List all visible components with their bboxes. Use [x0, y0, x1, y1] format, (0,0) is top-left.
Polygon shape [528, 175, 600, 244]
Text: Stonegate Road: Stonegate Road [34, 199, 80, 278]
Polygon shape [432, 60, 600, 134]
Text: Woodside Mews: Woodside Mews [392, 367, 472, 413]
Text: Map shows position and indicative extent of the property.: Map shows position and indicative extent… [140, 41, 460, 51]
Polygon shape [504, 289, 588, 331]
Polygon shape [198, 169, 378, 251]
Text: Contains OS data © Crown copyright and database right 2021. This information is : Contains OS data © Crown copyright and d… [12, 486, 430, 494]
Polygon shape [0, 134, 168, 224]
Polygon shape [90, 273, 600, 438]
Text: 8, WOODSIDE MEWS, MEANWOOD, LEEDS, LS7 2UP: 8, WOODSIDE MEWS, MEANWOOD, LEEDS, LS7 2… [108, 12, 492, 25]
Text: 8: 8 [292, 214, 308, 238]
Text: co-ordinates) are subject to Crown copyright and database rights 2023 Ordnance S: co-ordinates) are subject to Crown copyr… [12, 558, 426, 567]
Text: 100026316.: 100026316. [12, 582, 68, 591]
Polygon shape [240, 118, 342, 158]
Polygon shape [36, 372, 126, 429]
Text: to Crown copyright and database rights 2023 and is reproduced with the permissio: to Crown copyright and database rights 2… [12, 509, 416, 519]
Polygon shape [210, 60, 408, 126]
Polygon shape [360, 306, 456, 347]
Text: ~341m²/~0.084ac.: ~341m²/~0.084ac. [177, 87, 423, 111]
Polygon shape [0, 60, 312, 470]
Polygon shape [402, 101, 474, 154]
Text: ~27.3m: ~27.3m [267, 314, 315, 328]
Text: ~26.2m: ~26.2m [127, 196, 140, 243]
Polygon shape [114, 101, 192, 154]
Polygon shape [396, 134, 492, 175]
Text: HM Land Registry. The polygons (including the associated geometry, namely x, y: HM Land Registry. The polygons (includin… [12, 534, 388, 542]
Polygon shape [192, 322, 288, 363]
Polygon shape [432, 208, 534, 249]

──────────────────────────────

Swap every "Polygon shape" in these records for "Filled polygon" and reproduce the lines with nothing else changed.

[Result of the exercise]
List all visible components with their bboxes. Use [x0, y0, x1, y1] format, (0,0) is top-left.
Filled polygon [528, 175, 600, 244]
Text: Stonegate Road: Stonegate Road [34, 199, 80, 278]
Filled polygon [432, 60, 600, 134]
Text: Woodside Mews: Woodside Mews [392, 367, 472, 413]
Text: Map shows position and indicative extent of the property.: Map shows position and indicative extent… [140, 41, 460, 51]
Filled polygon [504, 289, 588, 331]
Filled polygon [198, 169, 378, 251]
Text: Contains OS data © Crown copyright and database right 2021. This information is : Contains OS data © Crown copyright and d… [12, 486, 430, 494]
Filled polygon [0, 134, 168, 224]
Filled polygon [90, 273, 600, 438]
Text: 8, WOODSIDE MEWS, MEANWOOD, LEEDS, LS7 2UP: 8, WOODSIDE MEWS, MEANWOOD, LEEDS, LS7 2… [108, 12, 492, 25]
Text: 8: 8 [292, 214, 308, 238]
Text: co-ordinates) are subject to Crown copyright and database rights 2023 Ordnance S: co-ordinates) are subject to Crown copyr… [12, 558, 426, 567]
Text: 100026316.: 100026316. [12, 582, 68, 591]
Filled polygon [240, 118, 342, 158]
Filled polygon [36, 372, 126, 429]
Text: to Crown copyright and database rights 2023 and is reproduced with the permissio: to Crown copyright and database rights 2… [12, 509, 416, 519]
Filled polygon [210, 60, 408, 126]
Filled polygon [360, 306, 456, 347]
Text: ~341m²/~0.084ac.: ~341m²/~0.084ac. [177, 87, 423, 111]
Filled polygon [0, 60, 312, 470]
Filled polygon [402, 101, 474, 154]
Text: ~27.3m: ~27.3m [267, 314, 315, 328]
Text: ~26.2m: ~26.2m [127, 196, 140, 243]
Filled polygon [114, 101, 192, 154]
Filled polygon [396, 134, 492, 175]
Text: HM Land Registry. The polygons (including the associated geometry, namely x, y: HM Land Registry. The polygons (includin… [12, 534, 388, 542]
Filled polygon [192, 322, 288, 363]
Filled polygon [432, 208, 534, 249]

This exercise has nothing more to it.